+++ Extracted text +++

The next point to be covered is the "[S]" option. Something that is essential to keep in mind is that no instructions, by default, update the ARM's status register; adding "S" to the end of an instruction (that supports it) then forces that individual instruction to write updated values into to the user flags. This may seem a rather curious point to anyone familiar with other processor designs - for example, with the 6502, or with the 68000 series - but it dovetails neatly with the ARM's conditional-execution, allowing some "quite nice" sequences of code; this shall become clearer in both this, and later, parts of this introduction. It is extremely easy to miss out the "S" accidentally - I've done it myself plenty of times - but this will be covered along with more general debugging in a future article.
The third common option of ARM instructions is the barrel shifter, a circuit within the ARM that has the job of shifting a 32-bit value left or right a given number of bit places; the part of this value shifted off the "top" or "bottom" may be either re-inserted at the other end of the value, or just simply masked out.
In figure 1, many instructions' operands are given as "<reg>", in which case, the operand can only be a "simple" register - "R0" to "R15" - or a constant or variable that evaluate to a register number. However, some operands are given as "<shift>"; in these cases, the operand - also referred to as "Op2" in "official" literature - has a range of formats, as listed in figure 5. In each of the formats, "<reg>" again means, as before, a "simple" register; the register used is not fixed, and need not be the same as other operands; indeed, in expansion #3, the two registers need not be identical.

+++ Extracted data +++

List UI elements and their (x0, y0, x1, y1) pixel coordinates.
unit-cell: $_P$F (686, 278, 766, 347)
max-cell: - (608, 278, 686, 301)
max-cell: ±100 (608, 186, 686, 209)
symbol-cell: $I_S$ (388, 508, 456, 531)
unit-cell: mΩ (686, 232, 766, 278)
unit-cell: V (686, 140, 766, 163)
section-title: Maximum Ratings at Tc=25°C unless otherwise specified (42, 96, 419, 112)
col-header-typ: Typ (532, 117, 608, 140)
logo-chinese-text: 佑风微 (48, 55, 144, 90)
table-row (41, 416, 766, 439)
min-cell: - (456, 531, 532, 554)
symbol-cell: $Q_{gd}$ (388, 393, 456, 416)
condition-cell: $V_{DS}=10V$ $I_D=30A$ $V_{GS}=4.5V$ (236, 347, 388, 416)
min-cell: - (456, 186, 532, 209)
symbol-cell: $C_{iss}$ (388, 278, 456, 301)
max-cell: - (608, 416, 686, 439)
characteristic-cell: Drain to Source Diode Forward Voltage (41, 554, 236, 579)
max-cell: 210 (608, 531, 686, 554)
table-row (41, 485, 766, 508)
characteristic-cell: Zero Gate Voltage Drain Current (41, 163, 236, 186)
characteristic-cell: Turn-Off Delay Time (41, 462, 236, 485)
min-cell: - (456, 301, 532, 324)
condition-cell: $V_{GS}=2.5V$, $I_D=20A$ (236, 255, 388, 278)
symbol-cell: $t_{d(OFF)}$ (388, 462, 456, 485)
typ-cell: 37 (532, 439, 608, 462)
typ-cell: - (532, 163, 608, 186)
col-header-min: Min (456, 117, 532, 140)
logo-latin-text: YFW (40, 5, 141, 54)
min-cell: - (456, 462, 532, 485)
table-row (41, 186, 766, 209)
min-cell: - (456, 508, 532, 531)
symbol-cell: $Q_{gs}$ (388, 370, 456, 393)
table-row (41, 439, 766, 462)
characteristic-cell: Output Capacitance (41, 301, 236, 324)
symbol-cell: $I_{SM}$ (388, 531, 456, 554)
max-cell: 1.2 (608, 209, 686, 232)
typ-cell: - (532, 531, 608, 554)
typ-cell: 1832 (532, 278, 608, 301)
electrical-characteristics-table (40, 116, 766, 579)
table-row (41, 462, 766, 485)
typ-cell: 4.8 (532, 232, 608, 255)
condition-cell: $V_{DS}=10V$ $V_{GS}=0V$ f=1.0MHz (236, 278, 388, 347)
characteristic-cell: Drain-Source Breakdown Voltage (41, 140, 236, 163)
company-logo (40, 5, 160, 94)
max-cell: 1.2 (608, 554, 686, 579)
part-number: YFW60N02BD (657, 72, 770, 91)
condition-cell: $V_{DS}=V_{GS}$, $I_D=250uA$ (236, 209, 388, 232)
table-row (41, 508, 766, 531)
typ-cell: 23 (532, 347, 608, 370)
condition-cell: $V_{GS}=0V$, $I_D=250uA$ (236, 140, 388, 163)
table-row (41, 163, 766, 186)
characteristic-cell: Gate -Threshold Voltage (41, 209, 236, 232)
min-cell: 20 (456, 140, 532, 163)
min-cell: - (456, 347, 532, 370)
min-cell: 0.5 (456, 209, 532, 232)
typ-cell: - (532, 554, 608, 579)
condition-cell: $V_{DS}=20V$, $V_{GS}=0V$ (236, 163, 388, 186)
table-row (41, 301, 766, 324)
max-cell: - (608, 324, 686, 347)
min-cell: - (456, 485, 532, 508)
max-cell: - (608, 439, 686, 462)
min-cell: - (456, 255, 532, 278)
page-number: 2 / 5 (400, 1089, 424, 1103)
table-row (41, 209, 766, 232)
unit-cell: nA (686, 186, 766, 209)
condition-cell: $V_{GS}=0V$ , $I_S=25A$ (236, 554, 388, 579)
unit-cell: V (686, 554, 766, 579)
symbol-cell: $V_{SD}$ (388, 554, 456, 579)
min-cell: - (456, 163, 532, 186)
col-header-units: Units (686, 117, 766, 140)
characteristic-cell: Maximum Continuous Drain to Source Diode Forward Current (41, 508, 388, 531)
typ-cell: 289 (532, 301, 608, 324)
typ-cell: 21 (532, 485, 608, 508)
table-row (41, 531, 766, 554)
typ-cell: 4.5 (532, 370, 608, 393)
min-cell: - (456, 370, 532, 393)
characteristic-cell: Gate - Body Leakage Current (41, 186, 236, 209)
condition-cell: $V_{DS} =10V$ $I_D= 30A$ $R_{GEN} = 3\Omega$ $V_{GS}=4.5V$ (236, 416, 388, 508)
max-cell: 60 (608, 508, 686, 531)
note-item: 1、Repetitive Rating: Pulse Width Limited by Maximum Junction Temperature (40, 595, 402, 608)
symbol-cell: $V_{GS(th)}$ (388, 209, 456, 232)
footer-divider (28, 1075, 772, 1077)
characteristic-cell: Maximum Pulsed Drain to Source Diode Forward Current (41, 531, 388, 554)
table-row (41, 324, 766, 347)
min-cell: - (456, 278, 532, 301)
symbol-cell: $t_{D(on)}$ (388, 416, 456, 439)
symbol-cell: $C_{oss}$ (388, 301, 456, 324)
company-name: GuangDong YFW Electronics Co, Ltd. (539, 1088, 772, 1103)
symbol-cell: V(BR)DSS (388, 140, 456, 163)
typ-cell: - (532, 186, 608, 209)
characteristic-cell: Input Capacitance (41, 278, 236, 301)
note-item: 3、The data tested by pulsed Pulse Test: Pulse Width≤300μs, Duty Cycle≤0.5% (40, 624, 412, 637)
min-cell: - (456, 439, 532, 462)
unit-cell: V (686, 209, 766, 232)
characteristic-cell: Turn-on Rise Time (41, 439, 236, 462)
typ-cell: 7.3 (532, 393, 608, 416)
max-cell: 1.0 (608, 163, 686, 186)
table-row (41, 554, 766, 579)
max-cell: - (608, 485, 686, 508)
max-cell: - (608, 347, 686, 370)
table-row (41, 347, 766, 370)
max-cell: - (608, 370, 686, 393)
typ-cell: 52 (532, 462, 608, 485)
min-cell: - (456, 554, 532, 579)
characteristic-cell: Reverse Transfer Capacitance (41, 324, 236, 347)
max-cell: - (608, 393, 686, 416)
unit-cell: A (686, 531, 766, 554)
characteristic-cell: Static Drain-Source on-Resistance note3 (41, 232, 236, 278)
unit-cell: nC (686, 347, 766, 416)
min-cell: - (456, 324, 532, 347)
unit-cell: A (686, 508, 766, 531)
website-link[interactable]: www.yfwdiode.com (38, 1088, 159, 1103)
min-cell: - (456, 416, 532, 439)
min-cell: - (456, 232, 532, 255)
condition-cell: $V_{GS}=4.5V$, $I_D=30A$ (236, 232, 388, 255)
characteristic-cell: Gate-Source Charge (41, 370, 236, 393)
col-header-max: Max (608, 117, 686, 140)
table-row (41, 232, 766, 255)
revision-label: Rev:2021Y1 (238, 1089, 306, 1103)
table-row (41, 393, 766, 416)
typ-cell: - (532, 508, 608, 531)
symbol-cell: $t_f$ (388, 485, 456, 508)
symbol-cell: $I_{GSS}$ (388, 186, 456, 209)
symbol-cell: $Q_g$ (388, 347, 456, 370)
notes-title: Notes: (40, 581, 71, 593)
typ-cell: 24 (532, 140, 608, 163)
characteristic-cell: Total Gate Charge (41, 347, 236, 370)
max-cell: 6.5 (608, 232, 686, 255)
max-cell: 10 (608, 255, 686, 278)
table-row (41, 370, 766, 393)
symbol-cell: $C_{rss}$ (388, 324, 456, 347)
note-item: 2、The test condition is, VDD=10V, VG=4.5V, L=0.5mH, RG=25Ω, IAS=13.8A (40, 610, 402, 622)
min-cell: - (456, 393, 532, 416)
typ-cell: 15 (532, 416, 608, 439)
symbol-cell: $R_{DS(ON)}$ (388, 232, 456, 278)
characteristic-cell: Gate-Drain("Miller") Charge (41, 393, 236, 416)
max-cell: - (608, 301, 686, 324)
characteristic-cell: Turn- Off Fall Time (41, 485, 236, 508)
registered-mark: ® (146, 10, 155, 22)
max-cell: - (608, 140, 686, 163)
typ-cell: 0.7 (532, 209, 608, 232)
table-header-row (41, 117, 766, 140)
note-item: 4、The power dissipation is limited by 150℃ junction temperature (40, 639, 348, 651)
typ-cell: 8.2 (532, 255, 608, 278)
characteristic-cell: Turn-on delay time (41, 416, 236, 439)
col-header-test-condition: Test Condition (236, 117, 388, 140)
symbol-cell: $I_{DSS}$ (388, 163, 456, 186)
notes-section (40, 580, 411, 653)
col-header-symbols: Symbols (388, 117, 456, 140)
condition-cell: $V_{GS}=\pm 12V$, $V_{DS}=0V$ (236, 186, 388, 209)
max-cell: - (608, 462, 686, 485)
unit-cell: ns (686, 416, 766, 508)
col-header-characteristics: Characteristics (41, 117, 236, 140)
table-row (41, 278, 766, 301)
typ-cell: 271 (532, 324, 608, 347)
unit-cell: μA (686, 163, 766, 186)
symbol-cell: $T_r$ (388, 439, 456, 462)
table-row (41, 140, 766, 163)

+++

Can you pick up the text on ARM instruction options after its last sentence and carry it forward? The material isn't needed here.

Task response –
The "<s-op>" given is the shift type, again as listed in figure 5. Each shift has a different effect, as follows; in each case, "C in" is the existing state of the carry flag, while "C out" would be the new state of the carry flag, if the "S" option were specified.
The shifts are split neatly into two groups, depending on which direction they move the contents of the operand, with the one I will cover first being the left-to-right group. The simplest shift - expansion #2 in figure 5 - is "RRX", which shifts the contents of the operand right by one bit-place, the value of bit 31 being set to "C in", and the old value of bit 0 becoming "C out". Shift type "a", "ROR", is the next step up - indeed, "RRX" uses the encoding for "ROR #0", which cannot be used - and shifts the operand round by the given number of places, each bit "dropping off" through bit 0 being written to both bit 31 and "C out" at the same time; a side-effect is that "ROR #32" leaves the operand effectively unaltered, with "C out" set to the same as bit 31. Shift type "b", "LSR" shifts the operand right by the specified number of places, the last value "dropping out" of bit 0 being written to "C out"; however, this value is not what is written to bit 31, as is the case with "ROR" - the value "0" is instead, with the side-effect of an "LSR" shift of 32 or more places being that both the resulting operand and "C out" end up containing the value "0". The last right-shift, "ASR" (shift type "c") works in a similar fashion to "LSR", the only difference being that bit 31 has its former value, rather than a "0", written to it; the upshot of an "ASR" shift of 32 or more places is that all bits of both the resulting operand and "C out" end up the same, either "0" or "1".
The second group of shifts all work on a right-to-left basis, and contains equivalents to most, but not all, left-to-right shifts. For instance, there is no equivalent to "RRX", nor to "ROR"; attempting to use "ROL" in BASIC's assembler generates a "Syntax error" message. Because of this, instructions have to be written to use "ROR" rather than "ROL"; for example, "ROL #8" becomes "ROR #24". That leaves "LSL" and "ASL", shifts "d" and "e" in figure 5; unlike "LSR" and "ASR", both "LSL" and "ASL" do the self-same thing. They work by shifting the operand left by the specified number of bit-places, with the contents of bit 31 being written to "C out" and "0" to bit 0 each bit-shift; a shift of "LSL #32" zeroes the operand, putting the original value of bit 0 in "C out", with any greater a shift zeroing that as well.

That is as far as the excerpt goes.